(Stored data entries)
-.-.-

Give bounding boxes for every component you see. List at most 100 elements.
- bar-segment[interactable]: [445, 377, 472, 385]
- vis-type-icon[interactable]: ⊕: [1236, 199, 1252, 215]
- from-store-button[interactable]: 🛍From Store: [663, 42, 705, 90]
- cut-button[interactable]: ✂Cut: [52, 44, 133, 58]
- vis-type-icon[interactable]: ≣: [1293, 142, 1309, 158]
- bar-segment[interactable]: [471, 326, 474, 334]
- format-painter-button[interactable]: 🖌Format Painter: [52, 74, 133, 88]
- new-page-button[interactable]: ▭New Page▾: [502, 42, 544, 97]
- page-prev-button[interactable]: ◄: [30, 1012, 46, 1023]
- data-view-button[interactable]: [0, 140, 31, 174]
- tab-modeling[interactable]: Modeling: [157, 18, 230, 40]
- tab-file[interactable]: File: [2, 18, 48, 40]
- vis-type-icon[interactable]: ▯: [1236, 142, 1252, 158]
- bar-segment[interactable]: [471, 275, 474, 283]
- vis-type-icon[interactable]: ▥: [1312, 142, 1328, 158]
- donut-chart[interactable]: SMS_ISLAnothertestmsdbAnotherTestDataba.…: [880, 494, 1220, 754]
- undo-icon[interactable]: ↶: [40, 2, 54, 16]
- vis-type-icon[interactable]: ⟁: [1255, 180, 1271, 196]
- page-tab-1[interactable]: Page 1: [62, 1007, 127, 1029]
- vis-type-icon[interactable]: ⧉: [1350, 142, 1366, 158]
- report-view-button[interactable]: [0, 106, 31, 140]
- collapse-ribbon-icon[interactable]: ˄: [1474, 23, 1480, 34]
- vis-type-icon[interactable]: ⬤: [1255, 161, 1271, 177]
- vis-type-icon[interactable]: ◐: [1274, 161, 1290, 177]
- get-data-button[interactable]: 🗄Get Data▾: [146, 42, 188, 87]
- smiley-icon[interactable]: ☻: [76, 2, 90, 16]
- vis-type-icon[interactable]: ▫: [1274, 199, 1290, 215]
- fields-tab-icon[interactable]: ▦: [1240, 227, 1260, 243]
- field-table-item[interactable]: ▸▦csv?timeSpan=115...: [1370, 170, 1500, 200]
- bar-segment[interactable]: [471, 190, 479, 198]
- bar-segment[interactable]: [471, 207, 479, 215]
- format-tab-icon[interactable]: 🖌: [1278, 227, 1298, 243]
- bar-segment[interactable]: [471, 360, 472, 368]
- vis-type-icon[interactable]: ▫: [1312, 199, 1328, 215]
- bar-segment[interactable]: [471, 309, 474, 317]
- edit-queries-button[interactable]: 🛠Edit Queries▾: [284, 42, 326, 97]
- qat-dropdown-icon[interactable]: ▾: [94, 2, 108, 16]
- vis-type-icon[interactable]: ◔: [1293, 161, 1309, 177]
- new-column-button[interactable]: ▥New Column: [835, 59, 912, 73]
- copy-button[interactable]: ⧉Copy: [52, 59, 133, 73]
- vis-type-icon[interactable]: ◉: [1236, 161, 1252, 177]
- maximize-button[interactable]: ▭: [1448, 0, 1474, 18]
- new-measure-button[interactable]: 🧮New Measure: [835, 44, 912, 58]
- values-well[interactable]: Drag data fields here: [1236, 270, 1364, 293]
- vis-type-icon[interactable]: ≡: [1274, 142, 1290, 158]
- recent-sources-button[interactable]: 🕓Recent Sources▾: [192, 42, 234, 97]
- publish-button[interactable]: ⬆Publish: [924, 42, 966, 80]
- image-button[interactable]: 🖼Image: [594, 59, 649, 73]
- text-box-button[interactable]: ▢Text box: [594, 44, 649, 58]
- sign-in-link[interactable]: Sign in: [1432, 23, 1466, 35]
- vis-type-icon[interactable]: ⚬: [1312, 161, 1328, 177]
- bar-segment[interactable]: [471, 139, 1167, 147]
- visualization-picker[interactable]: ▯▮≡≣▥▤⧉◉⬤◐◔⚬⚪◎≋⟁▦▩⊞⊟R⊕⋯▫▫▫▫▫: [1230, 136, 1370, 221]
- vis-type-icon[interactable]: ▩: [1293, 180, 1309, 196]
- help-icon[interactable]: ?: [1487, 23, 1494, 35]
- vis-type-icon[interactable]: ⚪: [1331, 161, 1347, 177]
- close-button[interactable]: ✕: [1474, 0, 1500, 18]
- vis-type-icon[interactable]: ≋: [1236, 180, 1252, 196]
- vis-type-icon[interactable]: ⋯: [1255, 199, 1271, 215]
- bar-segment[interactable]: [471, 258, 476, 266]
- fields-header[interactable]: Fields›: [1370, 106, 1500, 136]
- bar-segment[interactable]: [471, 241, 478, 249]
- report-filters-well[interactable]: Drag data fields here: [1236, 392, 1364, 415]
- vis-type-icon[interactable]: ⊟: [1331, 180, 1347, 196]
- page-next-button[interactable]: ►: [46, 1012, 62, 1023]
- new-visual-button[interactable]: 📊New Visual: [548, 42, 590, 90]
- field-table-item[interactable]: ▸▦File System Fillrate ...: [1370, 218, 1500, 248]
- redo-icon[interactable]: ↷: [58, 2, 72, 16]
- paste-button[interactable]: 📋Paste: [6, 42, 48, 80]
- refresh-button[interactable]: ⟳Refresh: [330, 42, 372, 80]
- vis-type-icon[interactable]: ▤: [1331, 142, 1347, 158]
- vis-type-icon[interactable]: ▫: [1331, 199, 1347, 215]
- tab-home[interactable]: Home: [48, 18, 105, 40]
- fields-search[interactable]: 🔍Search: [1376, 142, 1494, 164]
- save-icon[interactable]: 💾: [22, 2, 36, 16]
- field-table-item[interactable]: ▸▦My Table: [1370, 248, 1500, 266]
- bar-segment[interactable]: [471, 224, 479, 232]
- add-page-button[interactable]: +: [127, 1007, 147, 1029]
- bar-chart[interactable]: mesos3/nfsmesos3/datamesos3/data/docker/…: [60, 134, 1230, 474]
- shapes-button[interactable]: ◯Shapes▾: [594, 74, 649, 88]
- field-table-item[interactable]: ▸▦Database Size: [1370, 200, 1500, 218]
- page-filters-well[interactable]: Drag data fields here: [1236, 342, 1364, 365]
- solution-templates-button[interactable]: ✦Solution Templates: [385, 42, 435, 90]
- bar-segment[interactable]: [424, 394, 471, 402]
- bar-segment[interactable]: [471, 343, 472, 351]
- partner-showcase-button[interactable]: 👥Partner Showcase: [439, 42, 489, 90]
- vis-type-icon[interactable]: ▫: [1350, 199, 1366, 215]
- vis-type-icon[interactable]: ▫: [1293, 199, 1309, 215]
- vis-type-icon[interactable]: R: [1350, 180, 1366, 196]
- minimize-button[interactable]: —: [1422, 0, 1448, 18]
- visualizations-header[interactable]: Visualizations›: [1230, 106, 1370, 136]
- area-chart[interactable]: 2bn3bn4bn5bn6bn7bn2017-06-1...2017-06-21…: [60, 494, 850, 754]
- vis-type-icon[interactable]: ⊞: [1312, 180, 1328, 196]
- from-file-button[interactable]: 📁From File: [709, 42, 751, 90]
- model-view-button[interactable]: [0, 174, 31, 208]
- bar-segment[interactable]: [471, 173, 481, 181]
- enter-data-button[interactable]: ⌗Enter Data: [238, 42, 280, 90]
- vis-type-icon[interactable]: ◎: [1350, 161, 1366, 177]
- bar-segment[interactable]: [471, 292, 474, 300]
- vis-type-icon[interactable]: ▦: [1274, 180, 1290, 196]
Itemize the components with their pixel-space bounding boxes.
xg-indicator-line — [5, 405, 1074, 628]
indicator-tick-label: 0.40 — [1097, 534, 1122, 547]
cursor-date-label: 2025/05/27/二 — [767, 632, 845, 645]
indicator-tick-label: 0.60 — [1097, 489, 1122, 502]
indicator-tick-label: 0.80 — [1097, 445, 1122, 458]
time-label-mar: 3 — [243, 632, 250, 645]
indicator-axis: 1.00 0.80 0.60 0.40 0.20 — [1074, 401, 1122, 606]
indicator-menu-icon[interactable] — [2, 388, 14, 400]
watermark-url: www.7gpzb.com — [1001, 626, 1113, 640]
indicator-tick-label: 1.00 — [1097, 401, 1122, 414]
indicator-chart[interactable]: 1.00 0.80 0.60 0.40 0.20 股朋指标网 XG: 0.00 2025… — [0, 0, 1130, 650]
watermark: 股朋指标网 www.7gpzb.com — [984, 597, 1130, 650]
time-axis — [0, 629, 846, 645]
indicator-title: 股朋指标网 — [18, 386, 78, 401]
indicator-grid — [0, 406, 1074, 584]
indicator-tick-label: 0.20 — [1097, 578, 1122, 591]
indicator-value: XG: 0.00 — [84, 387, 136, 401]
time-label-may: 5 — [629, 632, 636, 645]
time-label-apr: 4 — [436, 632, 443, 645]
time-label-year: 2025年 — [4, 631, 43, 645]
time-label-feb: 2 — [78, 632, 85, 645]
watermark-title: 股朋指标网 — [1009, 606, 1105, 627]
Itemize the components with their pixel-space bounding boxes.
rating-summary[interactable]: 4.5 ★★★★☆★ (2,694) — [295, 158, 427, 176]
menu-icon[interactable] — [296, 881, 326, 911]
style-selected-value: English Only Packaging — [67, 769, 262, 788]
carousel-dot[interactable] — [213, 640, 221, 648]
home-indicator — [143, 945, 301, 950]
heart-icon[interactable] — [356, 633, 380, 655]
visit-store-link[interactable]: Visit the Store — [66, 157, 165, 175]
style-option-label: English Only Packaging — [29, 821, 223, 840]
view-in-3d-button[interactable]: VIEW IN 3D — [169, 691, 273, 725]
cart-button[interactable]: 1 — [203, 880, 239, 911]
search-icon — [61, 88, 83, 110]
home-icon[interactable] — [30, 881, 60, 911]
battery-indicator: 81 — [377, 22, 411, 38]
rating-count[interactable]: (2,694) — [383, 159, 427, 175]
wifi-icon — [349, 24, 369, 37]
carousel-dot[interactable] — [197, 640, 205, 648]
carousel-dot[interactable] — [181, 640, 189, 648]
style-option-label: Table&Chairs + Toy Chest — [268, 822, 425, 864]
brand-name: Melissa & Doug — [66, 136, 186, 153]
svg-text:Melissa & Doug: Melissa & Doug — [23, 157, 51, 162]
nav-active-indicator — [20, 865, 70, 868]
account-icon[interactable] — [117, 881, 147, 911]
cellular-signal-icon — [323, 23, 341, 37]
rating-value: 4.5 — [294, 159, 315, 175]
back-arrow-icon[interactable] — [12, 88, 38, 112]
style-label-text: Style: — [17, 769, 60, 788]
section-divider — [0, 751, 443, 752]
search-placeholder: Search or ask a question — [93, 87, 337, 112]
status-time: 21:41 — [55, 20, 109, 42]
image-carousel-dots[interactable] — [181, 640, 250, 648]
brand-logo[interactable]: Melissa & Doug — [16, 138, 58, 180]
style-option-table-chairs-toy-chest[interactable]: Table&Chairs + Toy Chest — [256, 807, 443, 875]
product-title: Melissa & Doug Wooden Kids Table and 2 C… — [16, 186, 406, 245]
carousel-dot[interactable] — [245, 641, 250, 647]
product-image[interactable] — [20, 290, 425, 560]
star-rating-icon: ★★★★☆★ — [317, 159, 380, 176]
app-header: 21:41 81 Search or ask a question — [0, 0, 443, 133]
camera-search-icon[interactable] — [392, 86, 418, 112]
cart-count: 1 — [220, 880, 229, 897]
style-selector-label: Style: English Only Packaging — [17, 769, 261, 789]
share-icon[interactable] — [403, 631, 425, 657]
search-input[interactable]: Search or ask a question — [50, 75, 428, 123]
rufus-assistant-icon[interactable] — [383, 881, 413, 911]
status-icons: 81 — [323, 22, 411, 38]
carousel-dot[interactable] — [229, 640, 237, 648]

-.-.-

Output, word for word, the lines starting at the first one and ending at the line that contains "- bar-segment[interactable]: [471, 326, 474, 334]", with both of those lines included.

Give bounding boxes for every component you see. List at most 100 elements.
- bar-segment[interactable]: [445, 377, 472, 385]
- vis-type-icon[interactable]: ⊕: [1236, 199, 1252, 215]
- from-store-button[interactable]: 🛍From Store: [663, 42, 705, 90]
- cut-button[interactable]: ✂Cut: [52, 44, 133, 58]
- vis-type-icon[interactable]: ≣: [1293, 142, 1309, 158]
- bar-segment[interactable]: [471, 326, 474, 334]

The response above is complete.